→ **Work to be completed**: Give an exact copy of every line, leaving images out.

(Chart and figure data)
+ + + + + + +

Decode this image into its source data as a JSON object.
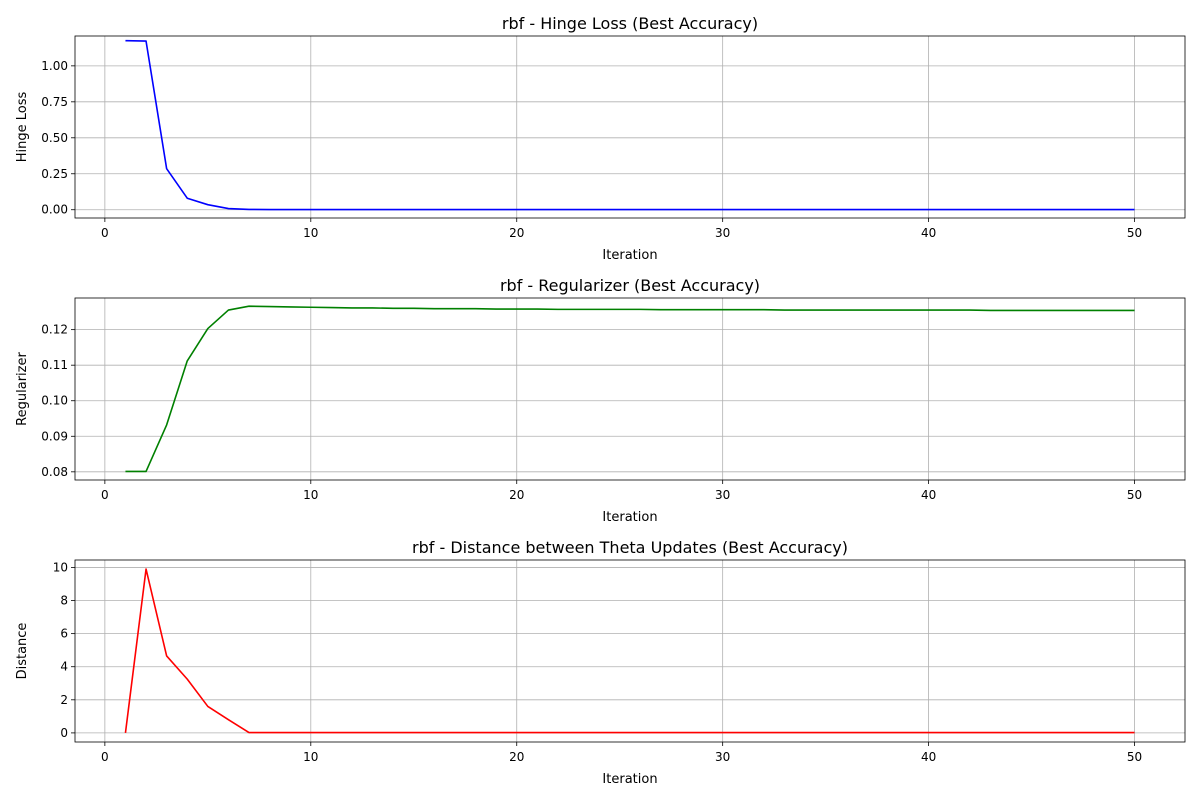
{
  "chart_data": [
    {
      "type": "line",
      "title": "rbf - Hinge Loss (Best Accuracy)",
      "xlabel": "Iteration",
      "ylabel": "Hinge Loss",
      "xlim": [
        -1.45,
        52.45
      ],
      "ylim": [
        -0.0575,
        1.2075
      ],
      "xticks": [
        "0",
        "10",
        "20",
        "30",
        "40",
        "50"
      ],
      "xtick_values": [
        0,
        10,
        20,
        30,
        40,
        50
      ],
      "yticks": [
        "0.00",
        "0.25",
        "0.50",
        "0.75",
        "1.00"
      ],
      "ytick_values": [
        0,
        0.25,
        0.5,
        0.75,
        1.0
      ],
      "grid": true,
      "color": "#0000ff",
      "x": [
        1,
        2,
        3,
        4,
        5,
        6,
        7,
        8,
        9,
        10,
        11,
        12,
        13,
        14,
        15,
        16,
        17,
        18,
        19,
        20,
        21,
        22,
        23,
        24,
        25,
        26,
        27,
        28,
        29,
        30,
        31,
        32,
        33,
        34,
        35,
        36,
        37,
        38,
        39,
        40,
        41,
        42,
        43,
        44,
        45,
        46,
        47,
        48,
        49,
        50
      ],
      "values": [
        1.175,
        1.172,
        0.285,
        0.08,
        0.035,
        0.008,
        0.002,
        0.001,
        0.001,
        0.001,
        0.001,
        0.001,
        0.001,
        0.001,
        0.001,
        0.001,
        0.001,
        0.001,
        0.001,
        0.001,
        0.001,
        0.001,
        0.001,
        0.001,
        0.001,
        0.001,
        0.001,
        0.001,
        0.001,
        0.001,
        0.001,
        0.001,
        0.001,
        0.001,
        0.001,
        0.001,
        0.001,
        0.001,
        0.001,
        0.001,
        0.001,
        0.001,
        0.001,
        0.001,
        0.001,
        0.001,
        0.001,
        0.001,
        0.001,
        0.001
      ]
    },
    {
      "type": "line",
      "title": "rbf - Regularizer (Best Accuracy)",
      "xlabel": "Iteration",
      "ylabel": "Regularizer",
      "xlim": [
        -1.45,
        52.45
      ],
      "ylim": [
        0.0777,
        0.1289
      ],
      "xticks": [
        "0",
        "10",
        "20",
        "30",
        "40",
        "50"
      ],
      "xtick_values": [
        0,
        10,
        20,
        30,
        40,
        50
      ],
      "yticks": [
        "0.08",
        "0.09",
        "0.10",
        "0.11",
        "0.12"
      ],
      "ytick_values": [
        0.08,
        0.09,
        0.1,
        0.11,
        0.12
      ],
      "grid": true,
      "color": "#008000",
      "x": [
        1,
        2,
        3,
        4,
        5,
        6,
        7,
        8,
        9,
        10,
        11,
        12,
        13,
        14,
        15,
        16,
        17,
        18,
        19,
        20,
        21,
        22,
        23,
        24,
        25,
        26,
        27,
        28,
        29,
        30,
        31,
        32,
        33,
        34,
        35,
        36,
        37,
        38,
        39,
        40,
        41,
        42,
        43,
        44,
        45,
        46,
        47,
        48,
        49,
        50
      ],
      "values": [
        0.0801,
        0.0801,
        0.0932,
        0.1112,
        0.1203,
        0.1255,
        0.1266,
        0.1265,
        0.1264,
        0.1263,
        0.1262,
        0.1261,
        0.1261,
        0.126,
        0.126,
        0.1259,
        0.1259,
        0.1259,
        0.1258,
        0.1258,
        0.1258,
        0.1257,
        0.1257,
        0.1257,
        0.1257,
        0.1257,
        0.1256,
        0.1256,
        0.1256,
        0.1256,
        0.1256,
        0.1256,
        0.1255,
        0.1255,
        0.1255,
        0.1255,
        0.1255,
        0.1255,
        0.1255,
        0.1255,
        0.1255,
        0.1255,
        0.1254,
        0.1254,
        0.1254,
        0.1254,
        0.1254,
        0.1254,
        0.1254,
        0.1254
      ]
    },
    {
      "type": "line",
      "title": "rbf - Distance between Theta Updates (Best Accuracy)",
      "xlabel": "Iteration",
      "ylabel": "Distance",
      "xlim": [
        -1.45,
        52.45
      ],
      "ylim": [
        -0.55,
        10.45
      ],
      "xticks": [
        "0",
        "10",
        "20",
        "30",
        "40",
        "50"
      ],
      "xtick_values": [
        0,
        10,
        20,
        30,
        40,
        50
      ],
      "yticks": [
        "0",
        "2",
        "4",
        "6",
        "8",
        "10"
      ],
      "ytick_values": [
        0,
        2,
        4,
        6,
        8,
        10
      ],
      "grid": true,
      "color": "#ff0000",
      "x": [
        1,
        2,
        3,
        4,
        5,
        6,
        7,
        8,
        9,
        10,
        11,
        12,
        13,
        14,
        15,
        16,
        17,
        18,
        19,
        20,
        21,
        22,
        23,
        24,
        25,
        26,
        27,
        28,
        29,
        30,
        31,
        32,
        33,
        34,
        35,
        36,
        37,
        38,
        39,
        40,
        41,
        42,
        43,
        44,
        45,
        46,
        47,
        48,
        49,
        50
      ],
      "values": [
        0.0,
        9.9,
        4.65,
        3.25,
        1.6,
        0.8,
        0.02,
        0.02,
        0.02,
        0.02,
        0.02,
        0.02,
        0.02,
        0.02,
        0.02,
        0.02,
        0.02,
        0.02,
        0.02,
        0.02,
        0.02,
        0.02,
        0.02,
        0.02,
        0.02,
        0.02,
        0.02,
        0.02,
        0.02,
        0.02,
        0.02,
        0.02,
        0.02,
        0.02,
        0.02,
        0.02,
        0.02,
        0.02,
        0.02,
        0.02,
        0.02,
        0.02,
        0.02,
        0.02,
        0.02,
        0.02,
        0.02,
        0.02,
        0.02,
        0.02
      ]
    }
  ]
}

+ + + + + + +

→ **Written solution**:
Decode this image into its source data as a JSON object.
{
  "chart_data": [
    {
      "type": "line",
      "title": "rbf - Hinge Loss (Best Accuracy)",
      "xlabel": "Iteration",
      "ylabel": "Hinge Loss",
      "xlim": [
        -1.45,
        52.45
      ],
      "ylim": [
        -0.0575,
        1.2075
      ],
      "xticks": [
        "0",
        "10",
        "20",
        "30",
        "40",
        "50"
      ],
      "xtick_values": [
        0,
        10,
        20,
        30,
        40,
        50
      ],
      "yticks": [
        "0.00",
        "0.25",
        "0.50",
        "0.75",
        "1.00"
      ],
      "ytick_values": [
        0,
        0.25,
        0.5,
        0.75,
        1.0
      ],
      "grid": true,
      "color": "#0000ff",
      "x": [
        1,
        2,
        3,
        4,
        5,
        6,
        7,
        8,
        9,
        10,
        11,
        12,
        13,
        14,
        15,
        16,
        17,
        18,
        19,
        20,
        21,
        22,
        23,
        24,
        25,
        26,
        27,
        28,
        29,
        30,
        31,
        32,
        33,
        34,
        35,
        36,
        37,
        38,
        39,
        40,
        41,
        42,
        43,
        44,
        45,
        46,
        47,
        48,
        49,
        50
      ],
      "values": [
        1.175,
        1.172,
        0.285,
        0.08,
        0.035,
        0.008,
        0.002,
        0.001,
        0.001,
        0.001,
        0.001,
        0.001,
        0.001,
        0.001,
        0.001,
        0.001,
        0.001,
        0.001,
        0.001,
        0.001,
        0.001,
        0.001,
        0.001,
        0.001,
        0.001,
        0.001,
        0.001,
        0.001,
        0.001,
        0.001,
        0.001,
        0.001,
        0.001,
        0.001,
        0.001,
        0.001,
        0.001,
        0.001,
        0.001,
        0.001,
        0.001,
        0.001,
        0.001,
        0.001,
        0.001,
        0.001,
        0.001,
        0.001,
        0.001,
        0.001
      ]
    },
    {
      "type": "line",
      "title": "rbf - Regularizer (Best Accuracy)",
      "xlabel": "Iteration",
      "ylabel": "Regularizer",
      "xlim": [
        -1.45,
        52.45
      ],
      "ylim": [
        0.0777,
        0.1289
      ],
      "xticks": [
        "0",
        "10",
        "20",
        "30",
        "40",
        "50"
      ],
      "xtick_values": [
        0,
        10,
        20,
        30,
        40,
        50
      ],
      "yticks": [
        "0.08",
        "0.09",
        "0.10",
        "0.11",
        "0.12"
      ],
      "ytick_values": [
        0.08,
        0.09,
        0.1,
        0.11,
        0.12
      ],
      "grid": true,
      "color": "#008000",
      "x": [
        1,
        2,
        3,
        4,
        5,
        6,
        7,
        8,
        9,
        10,
        11,
        12,
        13,
        14,
        15,
        16,
        17,
        18,
        19,
        20,
        21,
        22,
        23,
        24,
        25,
        26,
        27,
        28,
        29,
        30,
        31,
        32,
        33,
        34,
        35,
        36,
        37,
        38,
        39,
        40,
        41,
        42,
        43,
        44,
        45,
        46,
        47,
        48,
        49,
        50
      ],
      "values": [
        0.0801,
        0.0801,
        0.0932,
        0.1112,
        0.1203,
        0.1255,
        0.1266,
        0.1265,
        0.1264,
        0.1263,
        0.1262,
        0.1261,
        0.1261,
        0.126,
        0.126,
        0.1259,
        0.1259,
        0.1259,
        0.1258,
        0.1258,
        0.1258,
        0.1257,
        0.1257,
        0.1257,
        0.1257,
        0.1257,
        0.1256,
        0.1256,
        0.1256,
        0.1256,
        0.1256,
        0.1256,
        0.1255,
        0.1255,
        0.1255,
        0.1255,
        0.1255,
        0.1255,
        0.1255,
        0.1255,
        0.1255,
        0.1255,
        0.1254,
        0.1254,
        0.1254,
        0.1254,
        0.1254,
        0.1254,
        0.1254,
        0.1254
      ]
    },
    {
      "type": "line",
      "title": "rbf - Distance between Theta Updates (Best Accuracy)",
      "xlabel": "Iteration",
      "ylabel": "Distance",
      "xlim": [
        -1.45,
        52.45
      ],
      "ylim": [
        -0.55,
        10.45
      ],
      "xticks": [
        "0",
        "10",
        "20",
        "30",
        "40",
        "50"
      ],
      "xtick_values": [
        0,
        10,
        20,
        30,
        40,
        50
      ],
      "yticks": [
        "0",
        "2",
        "4",
        "6",
        "8",
        "10"
      ],
      "ytick_values": [
        0,
        2,
        4,
        6,
        8,
        10
      ],
      "grid": true,
      "color": "#ff0000",
      "x": [
        1,
        2,
        3,
        4,
        5,
        6,
        7,
        8,
        9,
        10,
        11,
        12,
        13,
        14,
        15,
        16,
        17,
        18,
        19,
        20,
        21,
        22,
        23,
        24,
        25,
        26,
        27,
        28,
        29,
        30,
        31,
        32,
        33,
        34,
        35,
        36,
        37,
        38,
        39,
        40,
        41,
        42,
        43,
        44,
        45,
        46,
        47,
        48,
        49,
        50
      ],
      "values": [
        0.0,
        9.9,
        4.65,
        3.25,
        1.6,
        0.8,
        0.02,
        0.02,
        0.02,
        0.02,
        0.02,
        0.02,
        0.02,
        0.02,
        0.02,
        0.02,
        0.02,
        0.02,
        0.02,
        0.02,
        0.02,
        0.02,
        0.02,
        0.02,
        0.02,
        0.02,
        0.02,
        0.02,
        0.02,
        0.02,
        0.02,
        0.02,
        0.02,
        0.02,
        0.02,
        0.02,
        0.02,
        0.02,
        0.02,
        0.02,
        0.02,
        0.02,
        0.02,
        0.02,
        0.02,
        0.02,
        0.02,
        0.02,
        0.02,
        0.02
      ]
    }
  ]
}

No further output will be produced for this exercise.